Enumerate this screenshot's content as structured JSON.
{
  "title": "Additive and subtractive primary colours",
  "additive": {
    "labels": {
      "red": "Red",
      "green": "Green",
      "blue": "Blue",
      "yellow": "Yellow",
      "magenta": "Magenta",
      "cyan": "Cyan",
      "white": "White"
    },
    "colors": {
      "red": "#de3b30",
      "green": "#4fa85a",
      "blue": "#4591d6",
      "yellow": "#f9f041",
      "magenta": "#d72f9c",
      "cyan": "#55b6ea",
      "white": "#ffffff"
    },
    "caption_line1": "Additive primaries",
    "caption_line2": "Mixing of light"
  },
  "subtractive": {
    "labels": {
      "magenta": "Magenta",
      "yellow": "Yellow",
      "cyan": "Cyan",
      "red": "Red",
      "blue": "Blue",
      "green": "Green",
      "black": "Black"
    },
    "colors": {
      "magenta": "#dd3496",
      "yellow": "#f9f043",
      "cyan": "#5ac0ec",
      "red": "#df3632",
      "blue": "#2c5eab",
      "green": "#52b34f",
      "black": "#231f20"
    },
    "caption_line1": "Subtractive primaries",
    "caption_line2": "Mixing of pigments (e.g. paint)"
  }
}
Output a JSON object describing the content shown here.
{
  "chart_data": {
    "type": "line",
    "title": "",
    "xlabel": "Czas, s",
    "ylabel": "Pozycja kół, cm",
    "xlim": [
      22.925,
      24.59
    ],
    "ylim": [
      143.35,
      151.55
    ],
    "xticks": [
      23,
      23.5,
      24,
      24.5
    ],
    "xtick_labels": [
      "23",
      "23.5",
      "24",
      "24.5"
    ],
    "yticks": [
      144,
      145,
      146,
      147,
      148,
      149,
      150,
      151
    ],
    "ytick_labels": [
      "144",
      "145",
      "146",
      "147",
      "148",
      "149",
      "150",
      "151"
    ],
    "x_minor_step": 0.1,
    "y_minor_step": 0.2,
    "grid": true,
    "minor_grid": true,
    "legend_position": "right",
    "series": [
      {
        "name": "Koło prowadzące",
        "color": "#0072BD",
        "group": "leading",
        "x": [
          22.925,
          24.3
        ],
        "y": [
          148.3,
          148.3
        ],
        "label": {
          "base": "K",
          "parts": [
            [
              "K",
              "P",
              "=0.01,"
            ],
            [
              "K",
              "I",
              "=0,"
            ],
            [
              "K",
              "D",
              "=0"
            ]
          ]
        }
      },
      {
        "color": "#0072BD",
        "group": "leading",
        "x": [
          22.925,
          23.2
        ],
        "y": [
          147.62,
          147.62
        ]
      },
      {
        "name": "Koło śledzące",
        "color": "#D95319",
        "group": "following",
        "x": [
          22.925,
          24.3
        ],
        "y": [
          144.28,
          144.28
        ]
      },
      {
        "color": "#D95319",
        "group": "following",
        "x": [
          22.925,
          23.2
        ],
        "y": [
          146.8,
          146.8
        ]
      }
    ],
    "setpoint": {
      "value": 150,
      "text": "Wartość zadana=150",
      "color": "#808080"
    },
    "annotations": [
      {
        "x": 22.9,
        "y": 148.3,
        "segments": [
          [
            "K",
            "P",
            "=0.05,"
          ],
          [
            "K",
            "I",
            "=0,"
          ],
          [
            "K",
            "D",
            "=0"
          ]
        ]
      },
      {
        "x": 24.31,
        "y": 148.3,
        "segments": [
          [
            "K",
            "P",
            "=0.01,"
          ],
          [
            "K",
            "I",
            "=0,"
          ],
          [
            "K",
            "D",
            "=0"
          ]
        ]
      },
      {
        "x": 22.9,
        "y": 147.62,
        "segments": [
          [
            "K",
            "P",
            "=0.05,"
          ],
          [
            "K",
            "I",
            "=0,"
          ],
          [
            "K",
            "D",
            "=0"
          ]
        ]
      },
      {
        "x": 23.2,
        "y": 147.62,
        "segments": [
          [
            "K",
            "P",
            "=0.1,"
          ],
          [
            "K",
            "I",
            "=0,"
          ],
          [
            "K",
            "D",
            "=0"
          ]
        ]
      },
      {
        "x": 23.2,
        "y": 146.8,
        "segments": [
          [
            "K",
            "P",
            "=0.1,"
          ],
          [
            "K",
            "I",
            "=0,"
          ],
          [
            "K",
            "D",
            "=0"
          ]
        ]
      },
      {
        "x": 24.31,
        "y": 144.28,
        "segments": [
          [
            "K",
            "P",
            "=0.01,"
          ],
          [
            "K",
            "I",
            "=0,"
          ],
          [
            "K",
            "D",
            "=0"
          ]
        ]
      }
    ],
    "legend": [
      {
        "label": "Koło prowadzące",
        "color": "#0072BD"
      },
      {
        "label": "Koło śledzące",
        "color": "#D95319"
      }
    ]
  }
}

§

Problem statement: Note every line above where the string "primaries" shows up, and copy those lines.

Finished task:
    "caption_line1": "Additive primaries",
    "caption_line1": "Subtractive primaries",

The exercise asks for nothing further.